Brief A:
Print the abstract on fatigue resistance of an orthotropic steel deck in full, word for word.

Fatigue Resistance Analysis of the Orthotropic Steel Deck with Arc-Shaped Stiffener

Abstract

The orthotropic steel deck is widely used in long-span steel bridges due to its simplicity and efficiency. The welded joint of the U-rib to e deck panel area is extremely sensitive to fatigue cracks. In this study, an orthotropic steel deck with an arc-shape stiffener was proposed that aimed to alleviate the fatigue cracks and enhance the fatigue resistance in long-span steel bridges. Based on the Mingzhu Bay steel bridge, the proposed steel deck FE model was first established. Then, the moving vehicle load was applied to investigate the impact of the arc-shape stiffener on the fatigue stress amplitude and distribution. The Miner fatigue cumulative damage theory was employed to evaluate the fatigue life of the orthotropic steel deck with arc-shaped stiffener, and comparative analyses were carried out. Finally, the results show the maximum stress of the orthotropic steel deck with an arc-shaped stiffener is reduced by 15%, and the fatigue life is improved by 40% compared with the OSD.

Brief B:
Revise the entries, covering everything from the line with "UI element localization: list" down to the line with "30, 724, 32]", both included. Change "header" to "heading", keep all else as it is, and leave out the pictures.

Data rows:
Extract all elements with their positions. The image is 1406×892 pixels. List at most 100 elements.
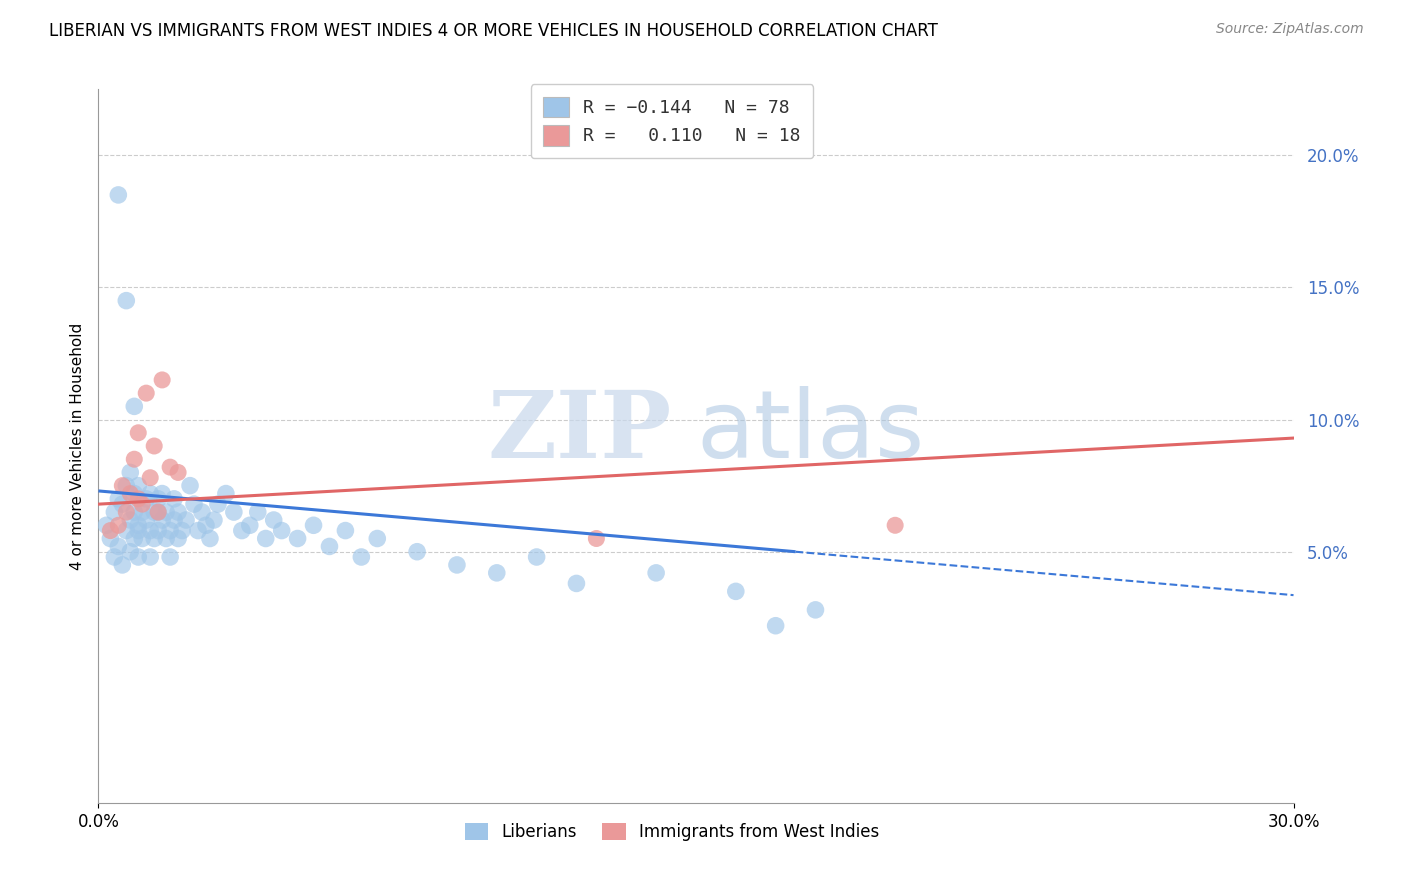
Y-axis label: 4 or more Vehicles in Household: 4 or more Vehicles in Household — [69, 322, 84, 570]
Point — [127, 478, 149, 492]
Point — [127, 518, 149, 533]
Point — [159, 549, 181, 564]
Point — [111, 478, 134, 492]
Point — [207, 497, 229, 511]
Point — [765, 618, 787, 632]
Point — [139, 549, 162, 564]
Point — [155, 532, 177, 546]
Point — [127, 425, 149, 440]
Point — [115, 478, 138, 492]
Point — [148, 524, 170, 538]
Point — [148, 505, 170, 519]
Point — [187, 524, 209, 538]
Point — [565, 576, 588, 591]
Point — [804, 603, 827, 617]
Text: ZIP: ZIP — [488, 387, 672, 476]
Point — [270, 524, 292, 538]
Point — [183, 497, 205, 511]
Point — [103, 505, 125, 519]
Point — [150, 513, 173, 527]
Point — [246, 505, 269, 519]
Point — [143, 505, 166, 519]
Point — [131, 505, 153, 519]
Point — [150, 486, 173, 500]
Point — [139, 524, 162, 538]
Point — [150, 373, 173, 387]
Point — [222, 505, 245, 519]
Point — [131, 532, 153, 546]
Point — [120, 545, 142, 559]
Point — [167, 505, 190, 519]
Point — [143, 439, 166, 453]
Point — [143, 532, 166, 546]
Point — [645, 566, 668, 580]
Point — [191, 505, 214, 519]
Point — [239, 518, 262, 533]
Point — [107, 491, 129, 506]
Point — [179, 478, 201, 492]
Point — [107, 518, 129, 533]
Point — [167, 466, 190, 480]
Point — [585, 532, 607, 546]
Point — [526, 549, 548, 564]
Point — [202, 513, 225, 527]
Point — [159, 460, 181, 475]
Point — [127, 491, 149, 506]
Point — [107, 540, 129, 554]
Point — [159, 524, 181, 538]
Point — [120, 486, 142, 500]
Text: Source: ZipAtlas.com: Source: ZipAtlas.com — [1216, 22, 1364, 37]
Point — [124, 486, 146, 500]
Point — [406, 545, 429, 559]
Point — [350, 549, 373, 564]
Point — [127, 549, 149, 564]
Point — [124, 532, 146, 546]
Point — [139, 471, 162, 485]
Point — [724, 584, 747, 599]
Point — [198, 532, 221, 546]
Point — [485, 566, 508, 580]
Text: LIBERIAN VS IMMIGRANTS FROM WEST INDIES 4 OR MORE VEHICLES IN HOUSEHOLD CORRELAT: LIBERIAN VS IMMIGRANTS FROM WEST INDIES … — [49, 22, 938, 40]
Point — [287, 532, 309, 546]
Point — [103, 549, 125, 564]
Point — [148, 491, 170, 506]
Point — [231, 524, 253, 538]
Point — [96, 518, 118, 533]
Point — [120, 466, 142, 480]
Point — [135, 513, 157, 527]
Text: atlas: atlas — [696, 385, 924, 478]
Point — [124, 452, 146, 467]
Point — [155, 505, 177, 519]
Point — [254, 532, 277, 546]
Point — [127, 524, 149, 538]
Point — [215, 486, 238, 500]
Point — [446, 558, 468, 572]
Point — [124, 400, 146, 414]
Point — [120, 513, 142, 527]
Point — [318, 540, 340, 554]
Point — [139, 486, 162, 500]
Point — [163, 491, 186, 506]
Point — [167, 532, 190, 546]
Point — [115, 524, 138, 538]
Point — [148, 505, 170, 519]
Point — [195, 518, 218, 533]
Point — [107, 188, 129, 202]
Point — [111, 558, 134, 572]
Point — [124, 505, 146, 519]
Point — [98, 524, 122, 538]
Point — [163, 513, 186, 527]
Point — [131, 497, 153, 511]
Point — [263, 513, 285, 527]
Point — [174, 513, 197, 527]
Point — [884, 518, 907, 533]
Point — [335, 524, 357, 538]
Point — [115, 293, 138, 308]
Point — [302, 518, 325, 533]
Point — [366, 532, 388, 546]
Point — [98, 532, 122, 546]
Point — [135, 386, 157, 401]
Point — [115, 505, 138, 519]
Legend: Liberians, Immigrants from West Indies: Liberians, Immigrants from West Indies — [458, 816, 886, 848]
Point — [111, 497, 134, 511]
...
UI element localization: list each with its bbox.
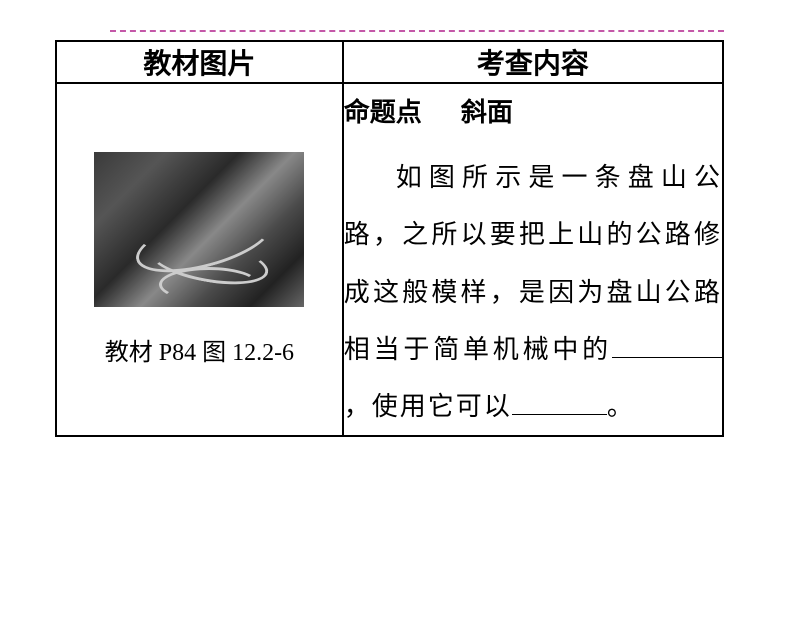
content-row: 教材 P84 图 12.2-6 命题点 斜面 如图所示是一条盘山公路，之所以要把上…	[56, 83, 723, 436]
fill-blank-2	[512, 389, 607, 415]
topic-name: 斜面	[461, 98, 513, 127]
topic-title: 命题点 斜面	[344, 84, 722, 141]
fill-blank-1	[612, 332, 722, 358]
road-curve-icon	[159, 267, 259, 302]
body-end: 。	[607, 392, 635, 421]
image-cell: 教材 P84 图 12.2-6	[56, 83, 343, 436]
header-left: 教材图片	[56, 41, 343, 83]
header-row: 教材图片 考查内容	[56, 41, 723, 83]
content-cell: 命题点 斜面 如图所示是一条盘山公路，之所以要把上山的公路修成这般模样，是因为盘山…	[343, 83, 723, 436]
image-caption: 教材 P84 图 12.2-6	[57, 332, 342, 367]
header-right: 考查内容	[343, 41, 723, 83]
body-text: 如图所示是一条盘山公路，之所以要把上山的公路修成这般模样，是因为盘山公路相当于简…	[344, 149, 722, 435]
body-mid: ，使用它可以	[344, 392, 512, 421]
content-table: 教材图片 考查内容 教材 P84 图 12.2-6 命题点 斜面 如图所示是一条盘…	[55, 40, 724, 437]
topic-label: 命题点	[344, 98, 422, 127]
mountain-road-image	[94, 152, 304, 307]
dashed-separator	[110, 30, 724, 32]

Exercise response A:
Fatigue Resistance Analysis of the Orthotropic Steel Deck with Arc-Shaped Stiffener

Abstract

The orthotropic steel deck is widely used in long-span steel bridges due to its simplicity and efficiency. The welded joint of the U-rib to e deck panel area is extremely sensitive to fatigue cracks. In this study, an orthotropic steel deck with an arc-shape stiffener was proposed that aimed to alleviate the fatigue cracks and enhance the fatigue resistance in long-span steel bridges. Based on the Mingzhu Bay steel bridge, the proposed steel deck FE model was first established. Then, the moving vehicle load was applied to investigate the impact of the arc-shape stiffener on the fatigue stress amplitude and distribution. The Miner fatigue cumulative damage theory was employed to evaluate the fatigue life of the orthotropic steel deck with arc-shaped stiffener, and comparative analyses were carried out. Finally, the results show the maximum stress of the orthotropic steel deck with an arc-shaped stiffener is reduced by 15%, and the fatigue life is improved by 40% compared with the OSD.

Exercise response B:
UI element localization: list each with its bbox.
content-row: 教材 P84 图 12.2-6 命题点 斜面 如图所示是一条盘山公路，之所以要把上…	[56, 83, 723, 436]
fill-blank-2	[512, 389, 607, 415]
topic-name: 斜面	[461, 98, 513, 127]
topic-title: 命题点 斜面	[344, 84, 722, 141]
fill-blank-1	[612, 332, 722, 358]
road-curve-icon	[159, 267, 259, 302]
body-end: 。	[607, 392, 635, 421]
image-cell: 教材 P84 图 12.2-6	[56, 83, 343, 436]
heading-left: 教材图片	[56, 41, 343, 83]
heading-row: 教材图片 考查内容	[56, 41, 723, 83]
content-cell: 命题点 斜面 如图所示是一条盘山公路，之所以要把上山的公路修成这般模样，是因为盘山…	[343, 83, 723, 436]
image-caption: 教材 P84 图 12.2-6	[57, 332, 342, 367]
heading-right: 考查内容	[343, 41, 723, 83]
body-text: 如图所示是一条盘山公路，之所以要把上山的公路修成这般模样，是因为盘山公路相当于简…	[344, 149, 722, 435]
body-mid: ，使用它可以	[344, 392, 512, 421]
content-table: 教材图片 考查内容 教材 P84 图 12.2-6 命题点 斜面 如图所示是一条盘…	[55, 40, 724, 437]
topic-label: 命题点	[344, 98, 422, 127]
mountain-road-image	[94, 152, 304, 307]
dashed-separator	[110, 30, 724, 32]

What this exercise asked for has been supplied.